> **Problem description**:
Return the entries below verbatim. Pictures stay out.

(Collected data)
(begin)
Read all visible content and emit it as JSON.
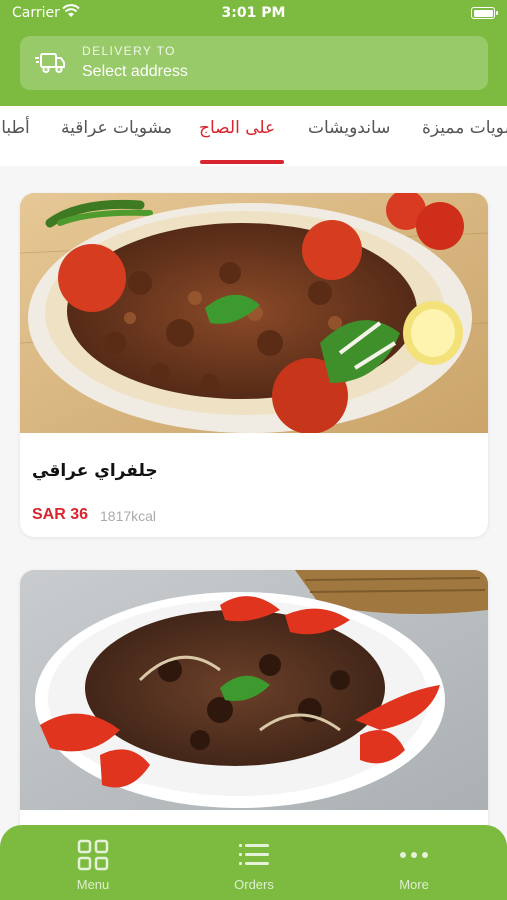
{
  "status_bar": {
    "carrier": "Carrier",
    "time": "3:01 PM"
  },
  "header": {
    "delivery_label": "DELIVERY TO",
    "address": "Select address",
    "icon": "truck-icon"
  },
  "tabs": [
    {
      "label": "أطباق",
      "active": false
    },
    {
      "label": "مشويات عراقية",
      "active": false
    },
    {
      "label": "على الصاج",
      "active": true
    },
    {
      "label": "ساندويشات",
      "active": false
    },
    {
      "label": "مشويات مميزة",
      "active": false
    }
  ],
  "items": [
    {
      "name": "جلفراي عراقي",
      "price": "SAR 36",
      "kcal": "1817kcal"
    },
    {
      "name": "",
      "price": "",
      "kcal": ""
    }
  ],
  "bottom_nav": [
    {
      "label": "Menu",
      "icon": "grid-icon"
    },
    {
      "label": "Orders",
      "icon": "list-icon"
    },
    {
      "label": "More",
      "icon": "more-icon"
    }
  ],
  "colors": {
    "brand_green": "#7cbb3f",
    "accent_red": "#d9252d"
  }
}
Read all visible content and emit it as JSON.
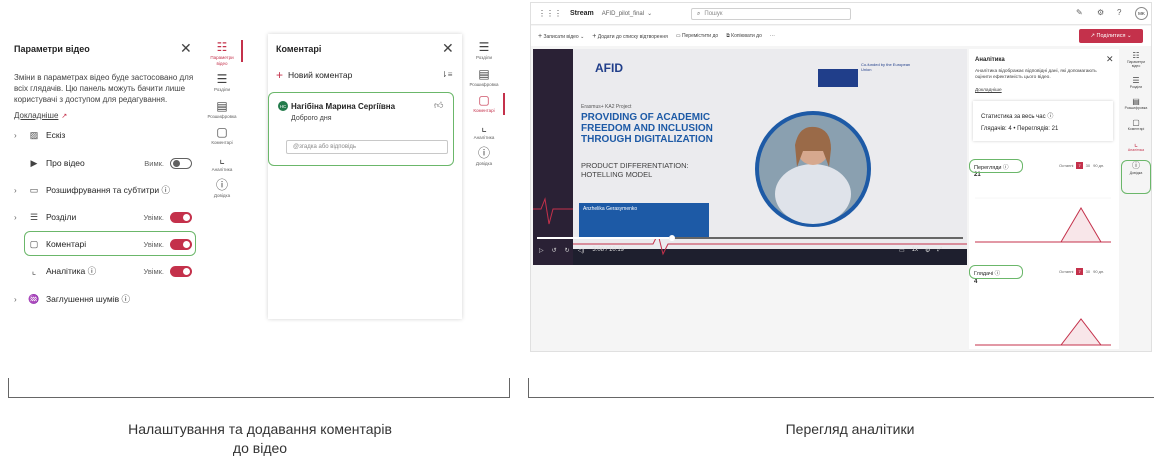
{
  "video_settings": {
    "title": "Параметри відео",
    "description": "Зміни в параметрах відео буде застосовано для всіх глядачів. Цю панель можуть бачити лише користувачі з доступом для редагування.",
    "learn_more": "Докладніше",
    "items": [
      {
        "label": "Ескіз",
        "state": "",
        "toggle": ""
      },
      {
        "label": "Про відео",
        "state": "Вимк.",
        "toggle": "off"
      },
      {
        "label": "Розшифрування та субтитри ⓘ",
        "state": "",
        "toggle": ""
      },
      {
        "label": "Розділи",
        "state": "Увімк.",
        "toggle": "on"
      },
      {
        "label": "Коментарі",
        "state": "Увімк.",
        "toggle": "on"
      },
      {
        "label": "Аналітика ⓘ",
        "state": "Увімк.",
        "toggle": "on"
      },
      {
        "label": "Заглушення шумів ⓘ",
        "state": "",
        "toggle": ""
      }
    ]
  },
  "rail_left": [
    "Параметри відео",
    "Розділи",
    "Розшифровка",
    "Коментарі",
    "Аналітика",
    "Довідка"
  ],
  "comments": {
    "title": "Коментарі",
    "new_comment": "Новий коментар",
    "author": "Нагібіна Марина Сергіївна",
    "initials": "НС",
    "text": "Доброго дня",
    "reply_placeholder": "@згадка або відповідь"
  },
  "rail_mid": [
    "Розділи",
    "Розшифровка",
    "Коментарі",
    "Аналітика",
    "Довідка"
  ],
  "stream": {
    "app": "Stream",
    "file": "AFID_pilot_final",
    "search_placeholder": "Пошук",
    "avatar": "MK",
    "toolbar": [
      "Записати відео",
      "Додати до списку відтворення",
      "Перемістити до",
      "Копіювати до",
      "···"
    ],
    "share": "Поділитися"
  },
  "video": {
    "logo": "AFID",
    "eu": "Co-funded by the European Union",
    "project": "Erasmus+ KA2 Project",
    "headline": "PROVIDING OF ACADEMIC FREEDOM AND INCLUSION THROUGH DIGITALIZATION",
    "subtitle": "PRODUCT DIFFERENTIATION: HOTELLING MODEL",
    "speaker": "Anzhelika Gerasymenko",
    "time": "3:08 / 10:19",
    "speed": "1x"
  },
  "analytics": {
    "title": "Аналітика",
    "description": "Аналітика відображає відповідні дані, які допомагають оцінити ефективність цього відео.",
    "learn_more": "Докладніше",
    "stats_title": "Статистика за весь час ⓘ",
    "stats_values": "Глядачів: 4 • Переглядів: 21",
    "views_label": "Перегляди ⓘ",
    "views_value": "21",
    "viewers_label": "Глядачі ⓘ",
    "viewers_value": "4",
    "range": "Останні",
    "ranges": [
      "7",
      "30",
      "90 дн."
    ]
  },
  "rail_right": [
    "Параметри відео",
    "Розділи",
    "Розшифровка",
    "Коментарі",
    "Аналітика",
    "Довідка"
  ],
  "captions": {
    "left": "Налаштування та додавання коментарів до відео",
    "right": "Перегляд аналітики"
  }
}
(end)
> **Exercise response**:
Read all visible content and emit it as JSON.
{
  "status_bar": {
    "carrier": "Carrier",
    "time": "3:01 PM"
  },
  "header": {
    "delivery_label": "DELIVERY TO",
    "address": "Select address",
    "icon": "truck-icon"
  },
  "tabs": [
    {
      "label": "أطباق",
      "active": false
    },
    {
      "label": "مشويات عراقية",
      "active": false
    },
    {
      "label": "على الصاج",
      "active": true
    },
    {
      "label": "ساندويشات",
      "active": false
    },
    {
      "label": "مشويات مميزة",
      "active": false
    }
  ],
  "items": [
    {
      "name": "جلفراي عراقي",
      "price": "SAR 36",
      "kcal": "1817kcal"
    },
    {
      "name": "",
      "price": "",
      "kcal": ""
    }
  ],
  "bottom_nav": [
    {
      "label": "Menu",
      "icon": "grid-icon"
    },
    {
      "label": "Orders",
      "icon": "list-icon"
    },
    {
      "label": "More",
      "icon": "more-icon"
    }
  ],
  "colors": {
    "brand_green": "#7cbb3f",
    "accent_red": "#d9252d"
  }
}
Read all visible content and emit it as JSON.
{
  "video_settings": {
    "title": "Параметри відео",
    "description": "Зміни в параметрах відео буде застосовано для всіх глядачів. Цю панель можуть бачити лише користувачі з доступом для редагування.",
    "learn_more": "Докладніше",
    "items": [
      {
        "label": "Ескіз",
        "state": "",
        "toggle": ""
      },
      {
        "label": "Про відео",
        "state": "Вимк.",
        "toggle": "off"
      },
      {
        "label": "Розшифрування та субтитри ⓘ",
        "state": "",
        "toggle": ""
      },
      {
        "label": "Розділи",
        "state": "Увімк.",
        "toggle": "on"
      },
      {
        "label": "Коментарі",
        "state": "Увімк.",
        "toggle": "on"
      },
      {
        "label": "Аналітика ⓘ",
        "state": "Увімк.",
        "toggle": "on"
      },
      {
        "label": "Заглушення шумів ⓘ",
        "state": "",
        "toggle": ""
      }
    ]
  },
  "rail_left": [
    "Параметри відео",
    "Розділи",
    "Розшифровка",
    "Коментарі",
    "Аналітика",
    "Довідка"
  ],
  "comments": {
    "title": "Коментарі",
    "new_comment": "Новий коментар",
    "author": "Нагібіна Марина Сергіївна",
    "initials": "НС",
    "text": "Доброго дня",
    "reply_placeholder": "@згадка або відповідь"
  },
  "rail_mid": [
    "Розділи",
    "Розшифровка",
    "Коментарі",
    "Аналітика",
    "Довідка"
  ],
  "stream": {
    "app": "Stream",
    "file": "AFID_pilot_final",
    "search_placeholder": "Пошук",
    "avatar": "MK",
    "toolbar": [
      "Записати відео",
      "Додати до списку відтворення",
      "Перемістити до",
      "Копіювати до",
      "···"
    ],
    "share": "Поділитися"
  },
  "video": {
    "logo": "AFID",
    "eu": "Co-funded by the European Union",
    "project": "Erasmus+ KA2 Project",
    "headline": "PROVIDING OF ACADEMIC FREEDOM AND INCLUSION THROUGH DIGITALIZATION",
    "subtitle": "PRODUCT DIFFERENTIATION: HOTELLING MODEL",
    "speaker": "Anzhelika Gerasymenko",
    "time": "3:08 / 10:19",
    "speed": "1x"
  },
  "analytics": {
    "title": "Аналітика",
    "description": "Аналітика відображає відповідні дані, які допомагають оцінити ефективність цього відео.",
    "learn_more": "Докладніше",
    "stats_title": "Статистика за весь час ⓘ",
    "stats_values": "Глядачів: 4 • Переглядів: 21",
    "views_label": "Перегляди ⓘ",
    "views_value": "21",
    "viewers_label": "Глядачі ⓘ",
    "viewers_value": "4",
    "range": "Останні",
    "ranges": [
      "7",
      "30",
      "90 дн."
    ]
  },
  "rail_right": [
    "Параметри відео",
    "Розділи",
    "Розшифровка",
    "Коментарі",
    "Аналітика",
    "Довідка"
  ],
  "captions": {
    "left": "Налаштування та додавання коментарів до відео",
    "right": "Перегляд аналітики"
  }
}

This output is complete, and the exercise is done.